> [Task statement]:
Which lines hold the word "content"? Copy each one.

> [Records from a collection of figures]:
>> begin
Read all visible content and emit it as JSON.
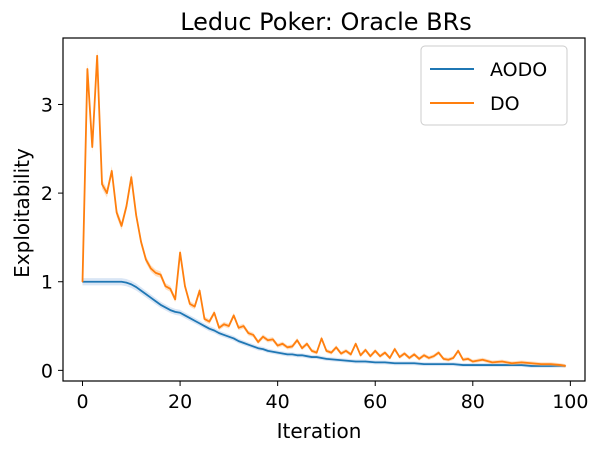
{
  "chart_data": {
    "type": "line",
    "title": "Leduc Poker: Oracle BRs",
    "xlabel": "Iteration",
    "ylabel": "Exploitability",
    "xlim": [
      -4,
      103
    ],
    "ylim": [
      -0.12,
      3.75
    ],
    "xticks": [
      0,
      20,
      40,
      60,
      80,
      100
    ],
    "yticks": [
      0,
      1,
      2,
      3
    ],
    "grid": false,
    "legend": "top-right",
    "series": [
      {
        "name": "AODO",
        "color": "#1f77b4",
        "band_color": "#aec7e8",
        "x": [
          0,
          1,
          2,
          3,
          4,
          5,
          6,
          7,
          8,
          9,
          10,
          11,
          12,
          13,
          14,
          15,
          16,
          17,
          18,
          19,
          20,
          21,
          22,
          23,
          24,
          25,
          26,
          27,
          28,
          29,
          30,
          31,
          32,
          33,
          34,
          35,
          36,
          37,
          38,
          39,
          40,
          41,
          42,
          43,
          44,
          45,
          46,
          47,
          48,
          49,
          50,
          52,
          54,
          56,
          58,
          60,
          62,
          64,
          66,
          68,
          70,
          72,
          74,
          76,
          78,
          80,
          82,
          84,
          86,
          88,
          90,
          92,
          94,
          96,
          98,
          99
        ],
        "y": [
          1.0,
          1.0,
          1.0,
          1.0,
          1.0,
          1.0,
          1.0,
          1.0,
          1.0,
          0.99,
          0.97,
          0.94,
          0.9,
          0.86,
          0.82,
          0.78,
          0.74,
          0.71,
          0.68,
          0.66,
          0.65,
          0.62,
          0.59,
          0.56,
          0.53,
          0.5,
          0.47,
          0.45,
          0.42,
          0.4,
          0.38,
          0.36,
          0.33,
          0.31,
          0.29,
          0.27,
          0.25,
          0.24,
          0.22,
          0.21,
          0.2,
          0.19,
          0.18,
          0.18,
          0.17,
          0.17,
          0.16,
          0.15,
          0.15,
          0.14,
          0.13,
          0.12,
          0.11,
          0.1,
          0.1,
          0.09,
          0.09,
          0.08,
          0.08,
          0.08,
          0.07,
          0.07,
          0.07,
          0.07,
          0.06,
          0.06,
          0.06,
          0.06,
          0.06,
          0.06,
          0.06,
          0.05,
          0.05,
          0.05,
          0.05,
          0.05
        ]
      },
      {
        "name": "DO",
        "color": "#ff7f0e",
        "band_color": "#ffbb78",
        "x": [
          0,
          1,
          2,
          3,
          4,
          5,
          6,
          7,
          8,
          9,
          10,
          11,
          12,
          13,
          14,
          15,
          16,
          17,
          18,
          19,
          20,
          21,
          22,
          23,
          24,
          25,
          26,
          27,
          28,
          29,
          30,
          31,
          32,
          33,
          34,
          35,
          36,
          37,
          38,
          39,
          40,
          41,
          42,
          43,
          44,
          45,
          46,
          47,
          48,
          49,
          50,
          51,
          52,
          53,
          54,
          55,
          56,
          57,
          58,
          59,
          60,
          61,
          62,
          63,
          64,
          65,
          66,
          67,
          68,
          69,
          70,
          71,
          72,
          73,
          74,
          75,
          76,
          77,
          78,
          79,
          80,
          82,
          84,
          86,
          88,
          90,
          92,
          94,
          96,
          98,
          99
        ],
        "y": [
          1.0,
          3.4,
          2.52,
          3.55,
          2.1,
          2.0,
          2.25,
          1.78,
          1.63,
          1.85,
          2.18,
          1.75,
          1.45,
          1.25,
          1.15,
          1.1,
          1.08,
          0.95,
          0.92,
          0.8,
          1.33,
          0.95,
          0.75,
          0.72,
          0.9,
          0.58,
          0.55,
          0.65,
          0.48,
          0.52,
          0.5,
          0.62,
          0.48,
          0.5,
          0.42,
          0.4,
          0.32,
          0.38,
          0.34,
          0.35,
          0.28,
          0.3,
          0.26,
          0.27,
          0.34,
          0.25,
          0.3,
          0.22,
          0.2,
          0.36,
          0.22,
          0.2,
          0.26,
          0.19,
          0.22,
          0.18,
          0.3,
          0.17,
          0.23,
          0.16,
          0.22,
          0.16,
          0.2,
          0.14,
          0.24,
          0.15,
          0.19,
          0.14,
          0.18,
          0.13,
          0.17,
          0.14,
          0.16,
          0.2,
          0.13,
          0.12,
          0.14,
          0.22,
          0.12,
          0.13,
          0.1,
          0.12,
          0.09,
          0.1,
          0.08,
          0.09,
          0.08,
          0.07,
          0.07,
          0.06,
          0.05
        ]
      }
    ]
  }
}
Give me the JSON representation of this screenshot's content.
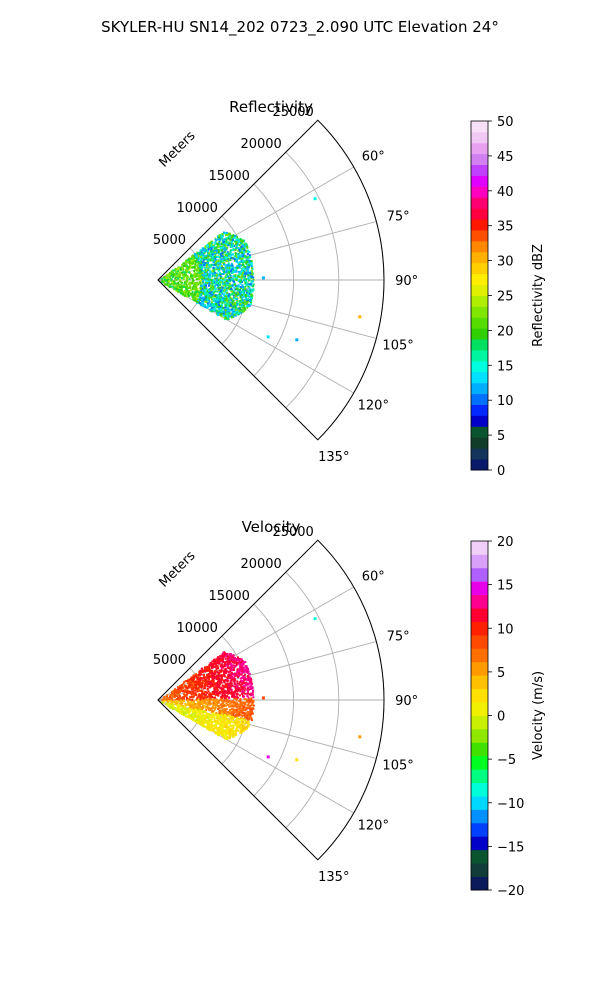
>> end
> [Solution]:
Read all visible content and emit it as JSON.
Give me the JSON representation of this screenshot's content.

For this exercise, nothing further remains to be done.